## TASK INSTRUCTIONS:
Each line of the listing that contains the word "heats" is to be copied.

## SUPPLIED RECORDS:
=======
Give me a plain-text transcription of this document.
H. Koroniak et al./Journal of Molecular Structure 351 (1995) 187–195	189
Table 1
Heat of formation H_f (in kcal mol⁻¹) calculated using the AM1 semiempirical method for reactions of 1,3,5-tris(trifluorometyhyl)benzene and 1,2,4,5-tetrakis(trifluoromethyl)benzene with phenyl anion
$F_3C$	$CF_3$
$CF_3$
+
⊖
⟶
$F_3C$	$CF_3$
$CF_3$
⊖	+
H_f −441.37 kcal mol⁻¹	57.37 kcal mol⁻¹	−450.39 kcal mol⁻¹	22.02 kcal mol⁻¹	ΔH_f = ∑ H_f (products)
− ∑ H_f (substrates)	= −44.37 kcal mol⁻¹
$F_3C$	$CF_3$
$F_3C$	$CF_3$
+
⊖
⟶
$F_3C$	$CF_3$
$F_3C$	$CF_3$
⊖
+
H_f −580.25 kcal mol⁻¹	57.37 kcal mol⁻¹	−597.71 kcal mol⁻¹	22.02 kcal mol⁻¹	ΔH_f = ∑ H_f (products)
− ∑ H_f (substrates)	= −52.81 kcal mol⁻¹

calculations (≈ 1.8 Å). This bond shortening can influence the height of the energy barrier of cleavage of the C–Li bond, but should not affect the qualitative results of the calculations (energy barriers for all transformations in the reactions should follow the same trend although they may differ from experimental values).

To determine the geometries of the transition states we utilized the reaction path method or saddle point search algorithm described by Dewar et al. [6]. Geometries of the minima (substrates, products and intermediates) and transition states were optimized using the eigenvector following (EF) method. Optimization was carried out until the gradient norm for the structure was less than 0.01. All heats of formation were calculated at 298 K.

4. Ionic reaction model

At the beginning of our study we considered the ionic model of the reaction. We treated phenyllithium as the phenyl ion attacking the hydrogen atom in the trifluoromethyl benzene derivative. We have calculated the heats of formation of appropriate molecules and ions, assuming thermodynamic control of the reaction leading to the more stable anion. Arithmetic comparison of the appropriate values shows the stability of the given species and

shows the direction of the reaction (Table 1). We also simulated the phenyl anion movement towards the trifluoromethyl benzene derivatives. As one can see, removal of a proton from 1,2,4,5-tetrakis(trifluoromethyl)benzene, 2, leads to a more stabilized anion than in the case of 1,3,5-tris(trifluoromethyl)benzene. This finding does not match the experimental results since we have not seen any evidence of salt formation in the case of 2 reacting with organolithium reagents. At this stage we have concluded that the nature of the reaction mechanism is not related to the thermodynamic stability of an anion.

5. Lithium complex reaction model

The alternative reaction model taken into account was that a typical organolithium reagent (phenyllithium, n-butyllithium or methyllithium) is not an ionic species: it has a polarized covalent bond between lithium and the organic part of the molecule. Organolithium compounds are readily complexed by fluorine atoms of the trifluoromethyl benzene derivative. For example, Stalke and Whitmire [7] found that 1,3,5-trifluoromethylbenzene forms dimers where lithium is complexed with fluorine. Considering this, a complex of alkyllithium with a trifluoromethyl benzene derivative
=======
## WRITTEN REPLY:
To determine the geometries of the transition states we utilized the reaction path method or saddle point search algorithm described by Dewar et al. [6]. Geometries of the minima (substrates, products and intermediates) and transition states were optimized using the eigenvector following (EF) method. Optimization was carried out until the gradient norm for the structure was less than 0.01. All heats of formation were calculated at 298 K.
At the beginning of our study we considered the ionic model of the reaction. We treated phenyllithium as the phenyl ion attacking the hydrogen atom in the trifluoromethyl benzene derivative. We have calculated the heats of formation of appropriate molecules and ions, assuming thermodynamic control of the reaction leading to the more stable anion. Arithmetic comparison of the appropriate values shows the stability of the given species and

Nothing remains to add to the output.